(Saved entries)
..............................

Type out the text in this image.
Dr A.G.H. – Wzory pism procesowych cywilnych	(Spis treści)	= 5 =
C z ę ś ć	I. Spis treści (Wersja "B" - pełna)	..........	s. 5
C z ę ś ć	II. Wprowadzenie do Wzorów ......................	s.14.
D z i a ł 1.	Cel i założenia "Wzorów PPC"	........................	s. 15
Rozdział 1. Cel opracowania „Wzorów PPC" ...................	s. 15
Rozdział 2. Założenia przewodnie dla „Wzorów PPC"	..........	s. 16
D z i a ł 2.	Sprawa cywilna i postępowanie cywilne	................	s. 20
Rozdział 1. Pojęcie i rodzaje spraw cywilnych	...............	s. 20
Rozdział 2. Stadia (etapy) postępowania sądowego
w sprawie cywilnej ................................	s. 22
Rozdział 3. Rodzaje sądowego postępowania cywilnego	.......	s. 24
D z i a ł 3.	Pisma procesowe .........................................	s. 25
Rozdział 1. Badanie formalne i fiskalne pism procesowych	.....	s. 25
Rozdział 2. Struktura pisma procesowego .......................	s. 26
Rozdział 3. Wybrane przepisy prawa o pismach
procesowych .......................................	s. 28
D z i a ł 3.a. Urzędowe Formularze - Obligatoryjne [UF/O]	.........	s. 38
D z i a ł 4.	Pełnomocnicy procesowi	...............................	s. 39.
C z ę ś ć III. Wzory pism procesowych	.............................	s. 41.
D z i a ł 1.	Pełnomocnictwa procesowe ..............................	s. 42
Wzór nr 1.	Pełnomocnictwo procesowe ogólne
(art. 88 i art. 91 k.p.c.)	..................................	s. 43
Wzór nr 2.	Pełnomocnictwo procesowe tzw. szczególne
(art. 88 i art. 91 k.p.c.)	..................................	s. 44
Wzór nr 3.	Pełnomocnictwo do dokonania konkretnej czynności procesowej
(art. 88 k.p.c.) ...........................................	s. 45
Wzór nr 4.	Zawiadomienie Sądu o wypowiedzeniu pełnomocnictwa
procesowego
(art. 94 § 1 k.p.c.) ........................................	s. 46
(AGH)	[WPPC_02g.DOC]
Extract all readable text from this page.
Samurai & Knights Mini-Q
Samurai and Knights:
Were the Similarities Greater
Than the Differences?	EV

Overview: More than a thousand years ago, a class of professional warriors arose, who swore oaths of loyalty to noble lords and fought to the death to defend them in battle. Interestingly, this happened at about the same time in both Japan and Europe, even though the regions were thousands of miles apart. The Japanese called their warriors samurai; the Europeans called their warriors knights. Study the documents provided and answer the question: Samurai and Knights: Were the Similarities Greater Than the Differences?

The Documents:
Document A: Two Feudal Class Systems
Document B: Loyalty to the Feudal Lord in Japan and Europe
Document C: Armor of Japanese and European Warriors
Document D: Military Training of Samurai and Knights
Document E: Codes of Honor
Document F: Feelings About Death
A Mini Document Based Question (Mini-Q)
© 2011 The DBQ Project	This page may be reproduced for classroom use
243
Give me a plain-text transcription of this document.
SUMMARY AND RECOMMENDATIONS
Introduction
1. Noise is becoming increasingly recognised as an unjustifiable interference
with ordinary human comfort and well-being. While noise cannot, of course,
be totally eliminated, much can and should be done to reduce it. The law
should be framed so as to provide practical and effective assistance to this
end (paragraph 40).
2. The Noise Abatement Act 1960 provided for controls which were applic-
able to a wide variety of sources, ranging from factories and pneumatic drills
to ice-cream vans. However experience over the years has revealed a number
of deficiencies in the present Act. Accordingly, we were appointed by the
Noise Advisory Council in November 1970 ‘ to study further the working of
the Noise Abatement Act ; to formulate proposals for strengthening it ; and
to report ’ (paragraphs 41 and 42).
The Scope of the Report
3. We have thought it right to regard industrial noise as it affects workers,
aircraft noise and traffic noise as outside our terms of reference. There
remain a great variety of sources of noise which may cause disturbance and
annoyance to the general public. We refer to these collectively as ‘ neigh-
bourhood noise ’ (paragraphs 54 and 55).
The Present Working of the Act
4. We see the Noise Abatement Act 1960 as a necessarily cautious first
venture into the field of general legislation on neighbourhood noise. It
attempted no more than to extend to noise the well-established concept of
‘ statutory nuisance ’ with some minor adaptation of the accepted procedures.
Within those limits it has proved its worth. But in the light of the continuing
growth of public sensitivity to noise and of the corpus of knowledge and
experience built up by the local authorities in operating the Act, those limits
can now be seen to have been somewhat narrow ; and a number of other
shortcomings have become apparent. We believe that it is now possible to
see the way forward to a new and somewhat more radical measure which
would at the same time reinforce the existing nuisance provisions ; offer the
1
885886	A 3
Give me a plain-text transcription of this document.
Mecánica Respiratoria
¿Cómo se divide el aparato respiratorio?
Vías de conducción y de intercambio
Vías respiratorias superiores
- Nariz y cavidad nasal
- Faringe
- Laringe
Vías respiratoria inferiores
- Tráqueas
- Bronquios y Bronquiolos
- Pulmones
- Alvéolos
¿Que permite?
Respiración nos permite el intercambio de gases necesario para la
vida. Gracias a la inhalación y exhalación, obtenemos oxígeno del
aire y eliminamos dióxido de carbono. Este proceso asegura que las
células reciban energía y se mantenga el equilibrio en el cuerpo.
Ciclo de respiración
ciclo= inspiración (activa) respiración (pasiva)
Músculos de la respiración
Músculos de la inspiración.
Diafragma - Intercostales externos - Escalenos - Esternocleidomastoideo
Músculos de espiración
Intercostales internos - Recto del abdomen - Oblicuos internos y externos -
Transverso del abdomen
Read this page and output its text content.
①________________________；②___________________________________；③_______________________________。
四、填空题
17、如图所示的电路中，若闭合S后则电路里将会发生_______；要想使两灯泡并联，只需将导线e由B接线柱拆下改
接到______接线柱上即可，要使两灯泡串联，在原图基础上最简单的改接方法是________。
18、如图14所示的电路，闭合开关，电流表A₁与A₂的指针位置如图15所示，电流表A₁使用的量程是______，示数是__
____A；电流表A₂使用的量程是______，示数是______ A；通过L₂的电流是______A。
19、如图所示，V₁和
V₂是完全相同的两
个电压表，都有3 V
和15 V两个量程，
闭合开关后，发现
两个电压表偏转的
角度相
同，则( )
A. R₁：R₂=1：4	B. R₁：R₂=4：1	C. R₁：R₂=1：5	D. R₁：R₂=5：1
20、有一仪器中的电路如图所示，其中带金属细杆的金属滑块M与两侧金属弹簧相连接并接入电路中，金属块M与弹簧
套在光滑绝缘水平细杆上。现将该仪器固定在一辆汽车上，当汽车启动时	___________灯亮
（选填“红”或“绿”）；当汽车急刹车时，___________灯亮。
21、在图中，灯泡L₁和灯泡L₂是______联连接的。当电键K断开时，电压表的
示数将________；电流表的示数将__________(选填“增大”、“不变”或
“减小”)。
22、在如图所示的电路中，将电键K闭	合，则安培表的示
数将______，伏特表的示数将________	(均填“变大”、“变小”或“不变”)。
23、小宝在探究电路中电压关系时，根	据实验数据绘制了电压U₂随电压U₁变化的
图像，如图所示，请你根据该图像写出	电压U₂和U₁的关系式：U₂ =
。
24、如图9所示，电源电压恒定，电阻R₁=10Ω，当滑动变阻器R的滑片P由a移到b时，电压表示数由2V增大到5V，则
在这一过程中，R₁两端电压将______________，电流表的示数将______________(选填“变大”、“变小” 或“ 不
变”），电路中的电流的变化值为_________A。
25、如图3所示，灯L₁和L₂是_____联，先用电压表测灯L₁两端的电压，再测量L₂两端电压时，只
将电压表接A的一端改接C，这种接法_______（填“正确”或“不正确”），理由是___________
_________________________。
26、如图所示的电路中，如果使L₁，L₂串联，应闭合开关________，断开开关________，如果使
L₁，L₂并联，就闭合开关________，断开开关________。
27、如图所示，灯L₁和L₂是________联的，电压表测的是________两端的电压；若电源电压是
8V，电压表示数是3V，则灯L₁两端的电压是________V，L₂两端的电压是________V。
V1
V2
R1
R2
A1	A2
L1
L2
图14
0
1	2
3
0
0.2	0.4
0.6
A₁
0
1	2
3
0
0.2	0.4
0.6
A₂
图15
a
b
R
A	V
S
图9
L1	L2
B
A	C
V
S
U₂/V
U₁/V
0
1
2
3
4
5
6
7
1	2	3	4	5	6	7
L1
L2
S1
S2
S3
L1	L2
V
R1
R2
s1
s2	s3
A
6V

..............................

### [Your goal]
Starting with the line that contains "Read this page and output its text content.", print each line through the last one in the listing. Include both end lines and add nothing.

### [Solution to this task]
Read this page and output its text content.
①________________________；②___________________________________；③_______________________________。
四、填空题
17、如图所示的电路中，若闭合S后则电路里将会发生_______；要想使两灯泡并联，只需将导线e由B接线柱拆下改
接到______接线柱上即可，要使两灯泡串联，在原图基础上最简单的改接方法是________。
18、如图14所示的电路，闭合开关，电流表A₁与A₂的指针位置如图15所示，电流表A₁使用的量程是______，示数是__
____A；电流表A₂使用的量程是______，示数是______ A；通过L₂的电流是______A。
19、如图所示，V₁和
V₂是完全相同的两
个电压表，都有3 V
和15 V两个量程，
闭合开关后，发现
两个电压表偏转的
角度相
同，则( )
A. R₁：R₂=1：4	B. R₁：R₂=4：1	C. R₁：R₂=1：5	D. R₁：R₂=5：1
20、有一仪器中的电路如图所示，其中带金属细杆的金属滑块M与两侧金属弹簧相连接并接入电路中，金属块M与弹簧
套在光滑绝缘水平细杆上。现将该仪器固定在一辆汽车上，当汽车启动时	___________灯亮
（选填“红”或“绿”）；当汽车急刹车时，___________灯亮。
21、在图中，灯泡L₁和灯泡L₂是______联连接的。当电键K断开时，电压表的
示数将________；电流表的示数将__________(选填“增大”、“不变”或
“减小”)。
22、在如图所示的电路中，将电键K闭	合，则安培表的示
数将______，伏特表的示数将________	(均填“变大”、“变小”或“不变”)。
23、小宝在探究电路中电压关系时，根	据实验数据绘制了电压U₂随电压U₁变化的
图像，如图所示，请你根据该图像写出	电压U₂和U₁的关系式：U₂ =
。
24、如图9所示，电源电压恒定，电阻R₁=10Ω，当滑动变阻器R的滑片P由a移到b时，电压表示数由2V增大到5V，则
在这一过程中，R₁两端电压将______________，电流表的示数将______________(选填“变大”、“变小” 或“ 不
变”），电路中的电流的变化值为_________A。
25、如图3所示，灯L₁和L₂是_____联，先用电压表测灯L₁两端的电压，再测量L₂两端电压时，只
将电压表接A的一端改接C，这种接法_______（填“正确”或“不正确”），理由是___________
_________________________。
26、如图所示的电路中，如果使L₁，L₂串联，应闭合开关________，断开开关________，如果使
L₁，L₂并联，就闭合开关________，断开开关________。
27、如图所示，灯L₁和L₂是________联的，电压表测的是________两端的电压；若电源电压是
8V，电压表示数是3V，则灯L₁两端的电压是________V，L₂两端的电压是________V。
V1
V2
R1
R2
A1	A2
L1
L2
图14
0
1	2
3
0
0.2	0.4
0.6
A₁
0
1	2
3
0
0.2	0.4
0.6
A₂
图15
a
b
R
A	V
S
图9
L1	L2
B
A	C
V
S
U₂/V
U₁/V
0
1
2
3
4
5
6
7
1	2	3	4	5	6	7
L1
L2
S1
S2
S3
L1	L2
V
R1
R2
s1
s2	s3
A
6V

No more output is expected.